*Information given:*

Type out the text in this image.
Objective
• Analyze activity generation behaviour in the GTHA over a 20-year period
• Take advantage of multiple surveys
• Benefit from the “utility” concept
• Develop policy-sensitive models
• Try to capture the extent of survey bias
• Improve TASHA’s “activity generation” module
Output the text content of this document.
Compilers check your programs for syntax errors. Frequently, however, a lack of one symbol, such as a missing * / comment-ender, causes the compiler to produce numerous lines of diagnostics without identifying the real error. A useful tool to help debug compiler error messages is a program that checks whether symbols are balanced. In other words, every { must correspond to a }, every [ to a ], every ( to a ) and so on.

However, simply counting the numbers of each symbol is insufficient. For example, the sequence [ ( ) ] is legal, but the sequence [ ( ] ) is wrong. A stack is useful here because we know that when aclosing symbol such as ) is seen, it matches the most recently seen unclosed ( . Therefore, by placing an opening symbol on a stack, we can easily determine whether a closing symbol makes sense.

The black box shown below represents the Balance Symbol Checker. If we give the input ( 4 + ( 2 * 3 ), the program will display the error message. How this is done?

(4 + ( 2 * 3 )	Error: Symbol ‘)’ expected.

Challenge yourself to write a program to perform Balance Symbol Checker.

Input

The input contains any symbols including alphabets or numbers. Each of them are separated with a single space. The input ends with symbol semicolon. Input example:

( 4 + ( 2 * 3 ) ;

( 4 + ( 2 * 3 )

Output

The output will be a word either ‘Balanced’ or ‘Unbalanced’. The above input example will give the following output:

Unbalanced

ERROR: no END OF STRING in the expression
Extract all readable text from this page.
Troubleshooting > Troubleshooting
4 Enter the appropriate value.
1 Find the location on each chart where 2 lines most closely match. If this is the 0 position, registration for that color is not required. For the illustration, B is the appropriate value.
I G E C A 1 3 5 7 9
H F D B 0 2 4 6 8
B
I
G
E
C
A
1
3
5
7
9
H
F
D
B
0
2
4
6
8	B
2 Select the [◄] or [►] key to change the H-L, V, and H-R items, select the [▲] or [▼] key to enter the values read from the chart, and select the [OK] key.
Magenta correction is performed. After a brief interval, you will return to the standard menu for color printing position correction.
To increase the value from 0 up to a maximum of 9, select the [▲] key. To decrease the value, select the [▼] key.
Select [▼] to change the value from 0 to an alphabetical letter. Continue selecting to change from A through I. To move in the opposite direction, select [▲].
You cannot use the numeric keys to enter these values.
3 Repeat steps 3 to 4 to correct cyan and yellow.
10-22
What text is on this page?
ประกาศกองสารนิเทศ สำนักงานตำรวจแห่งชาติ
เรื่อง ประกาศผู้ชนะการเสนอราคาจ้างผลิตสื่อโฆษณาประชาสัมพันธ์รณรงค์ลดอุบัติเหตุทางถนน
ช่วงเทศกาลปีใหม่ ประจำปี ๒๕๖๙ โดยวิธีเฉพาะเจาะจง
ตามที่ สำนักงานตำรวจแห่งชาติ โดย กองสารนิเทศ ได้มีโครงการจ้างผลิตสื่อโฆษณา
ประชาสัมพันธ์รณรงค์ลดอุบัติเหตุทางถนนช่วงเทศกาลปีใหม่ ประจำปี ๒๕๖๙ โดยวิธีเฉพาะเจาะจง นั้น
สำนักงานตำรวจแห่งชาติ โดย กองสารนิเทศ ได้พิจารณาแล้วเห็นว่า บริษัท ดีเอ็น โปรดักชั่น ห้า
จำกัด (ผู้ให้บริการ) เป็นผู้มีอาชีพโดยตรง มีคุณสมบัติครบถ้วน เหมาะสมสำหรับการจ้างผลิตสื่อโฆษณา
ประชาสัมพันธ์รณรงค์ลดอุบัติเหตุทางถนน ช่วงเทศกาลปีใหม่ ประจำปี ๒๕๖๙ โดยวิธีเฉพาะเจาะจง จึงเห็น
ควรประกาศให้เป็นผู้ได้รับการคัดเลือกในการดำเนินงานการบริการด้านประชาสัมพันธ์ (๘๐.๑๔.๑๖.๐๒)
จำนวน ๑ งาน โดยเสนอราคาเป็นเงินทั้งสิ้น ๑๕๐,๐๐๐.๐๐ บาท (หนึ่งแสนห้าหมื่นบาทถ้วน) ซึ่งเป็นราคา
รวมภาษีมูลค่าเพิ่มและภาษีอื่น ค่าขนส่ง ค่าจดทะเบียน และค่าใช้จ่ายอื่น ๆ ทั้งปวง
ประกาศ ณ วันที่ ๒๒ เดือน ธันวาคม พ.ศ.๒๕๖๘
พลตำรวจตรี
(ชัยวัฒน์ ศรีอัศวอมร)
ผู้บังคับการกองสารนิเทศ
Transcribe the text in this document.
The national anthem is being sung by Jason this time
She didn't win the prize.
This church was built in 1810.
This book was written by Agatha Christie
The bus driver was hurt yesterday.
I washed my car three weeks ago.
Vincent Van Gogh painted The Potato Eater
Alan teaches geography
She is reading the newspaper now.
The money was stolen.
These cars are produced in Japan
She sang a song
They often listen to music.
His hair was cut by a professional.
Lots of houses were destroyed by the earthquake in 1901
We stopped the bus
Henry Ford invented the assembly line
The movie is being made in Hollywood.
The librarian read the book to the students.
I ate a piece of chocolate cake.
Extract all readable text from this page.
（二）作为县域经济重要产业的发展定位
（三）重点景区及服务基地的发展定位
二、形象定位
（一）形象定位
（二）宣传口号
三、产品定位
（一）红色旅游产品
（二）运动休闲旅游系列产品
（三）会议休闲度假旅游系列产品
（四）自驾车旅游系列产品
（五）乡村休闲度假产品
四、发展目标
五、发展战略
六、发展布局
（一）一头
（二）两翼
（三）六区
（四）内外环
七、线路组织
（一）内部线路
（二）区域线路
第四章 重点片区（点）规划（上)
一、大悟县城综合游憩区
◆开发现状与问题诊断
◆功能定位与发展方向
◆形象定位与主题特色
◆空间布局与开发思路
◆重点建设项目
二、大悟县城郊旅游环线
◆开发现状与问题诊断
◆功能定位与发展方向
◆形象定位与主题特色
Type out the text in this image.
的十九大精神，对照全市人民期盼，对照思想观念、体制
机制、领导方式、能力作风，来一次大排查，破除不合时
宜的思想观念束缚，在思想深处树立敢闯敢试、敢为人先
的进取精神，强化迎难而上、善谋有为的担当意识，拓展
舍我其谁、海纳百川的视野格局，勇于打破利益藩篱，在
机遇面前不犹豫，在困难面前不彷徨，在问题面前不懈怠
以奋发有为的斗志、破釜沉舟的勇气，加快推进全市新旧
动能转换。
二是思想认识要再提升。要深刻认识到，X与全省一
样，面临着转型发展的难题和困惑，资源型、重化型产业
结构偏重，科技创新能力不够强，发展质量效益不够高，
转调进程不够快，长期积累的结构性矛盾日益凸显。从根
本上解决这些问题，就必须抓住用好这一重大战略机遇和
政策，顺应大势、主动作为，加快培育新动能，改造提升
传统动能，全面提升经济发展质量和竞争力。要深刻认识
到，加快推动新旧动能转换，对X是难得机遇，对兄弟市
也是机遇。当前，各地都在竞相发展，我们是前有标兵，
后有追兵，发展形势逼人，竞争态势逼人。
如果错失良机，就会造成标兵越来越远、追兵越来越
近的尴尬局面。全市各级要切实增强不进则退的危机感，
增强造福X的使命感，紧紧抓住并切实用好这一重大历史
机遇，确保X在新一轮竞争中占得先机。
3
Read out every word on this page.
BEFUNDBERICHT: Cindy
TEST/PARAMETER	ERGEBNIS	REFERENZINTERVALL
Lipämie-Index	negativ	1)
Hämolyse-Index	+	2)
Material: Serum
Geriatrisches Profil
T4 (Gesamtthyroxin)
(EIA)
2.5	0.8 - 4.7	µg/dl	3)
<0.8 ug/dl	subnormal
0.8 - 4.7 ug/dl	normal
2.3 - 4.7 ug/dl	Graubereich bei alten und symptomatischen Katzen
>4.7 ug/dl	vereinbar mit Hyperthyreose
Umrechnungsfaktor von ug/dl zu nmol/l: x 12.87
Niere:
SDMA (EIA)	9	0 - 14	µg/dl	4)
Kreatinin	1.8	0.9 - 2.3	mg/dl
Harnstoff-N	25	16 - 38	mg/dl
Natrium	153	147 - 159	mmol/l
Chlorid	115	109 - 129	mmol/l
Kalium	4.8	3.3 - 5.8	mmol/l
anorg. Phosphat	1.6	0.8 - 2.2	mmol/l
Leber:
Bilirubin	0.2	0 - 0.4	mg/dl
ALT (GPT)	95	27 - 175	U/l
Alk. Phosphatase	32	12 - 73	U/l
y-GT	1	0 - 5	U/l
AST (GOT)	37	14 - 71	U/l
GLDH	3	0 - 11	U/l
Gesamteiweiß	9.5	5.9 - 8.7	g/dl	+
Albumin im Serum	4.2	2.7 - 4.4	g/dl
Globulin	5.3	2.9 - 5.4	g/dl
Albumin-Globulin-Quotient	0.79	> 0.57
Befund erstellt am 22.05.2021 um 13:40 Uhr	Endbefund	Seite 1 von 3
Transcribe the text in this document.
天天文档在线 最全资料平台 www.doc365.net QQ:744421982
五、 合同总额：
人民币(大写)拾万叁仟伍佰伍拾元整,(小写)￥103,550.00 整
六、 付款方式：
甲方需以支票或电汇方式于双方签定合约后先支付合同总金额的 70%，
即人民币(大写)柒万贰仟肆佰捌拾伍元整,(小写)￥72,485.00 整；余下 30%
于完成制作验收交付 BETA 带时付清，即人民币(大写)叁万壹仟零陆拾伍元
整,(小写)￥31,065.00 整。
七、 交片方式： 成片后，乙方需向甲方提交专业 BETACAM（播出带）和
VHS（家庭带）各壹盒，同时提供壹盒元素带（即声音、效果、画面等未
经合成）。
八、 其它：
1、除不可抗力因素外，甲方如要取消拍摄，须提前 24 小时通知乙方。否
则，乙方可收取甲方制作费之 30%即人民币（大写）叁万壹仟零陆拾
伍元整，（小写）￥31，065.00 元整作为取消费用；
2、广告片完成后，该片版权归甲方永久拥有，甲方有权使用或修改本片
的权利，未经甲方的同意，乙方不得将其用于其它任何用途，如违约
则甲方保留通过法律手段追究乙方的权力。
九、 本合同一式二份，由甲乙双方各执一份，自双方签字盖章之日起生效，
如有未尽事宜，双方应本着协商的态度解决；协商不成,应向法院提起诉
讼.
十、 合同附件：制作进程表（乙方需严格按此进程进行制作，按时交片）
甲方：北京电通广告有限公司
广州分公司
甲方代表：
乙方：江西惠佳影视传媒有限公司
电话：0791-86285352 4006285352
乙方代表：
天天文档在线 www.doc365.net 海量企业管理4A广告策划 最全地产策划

*What this task involves:* Copy out every line with the word "will".

*Solution to this exercise:*
The black box shown below represents the Balance Symbol Checker. If we give the input ( 4 + ( 2 * 3 ), the program will display the error message. How this is done?
The output will be a word either ‘Balanced’ or ‘Unbalanced’. The above input example will give the following output:
Magenta correction is performed. After a brief interval, you will return to the standard menu for color printing position correction.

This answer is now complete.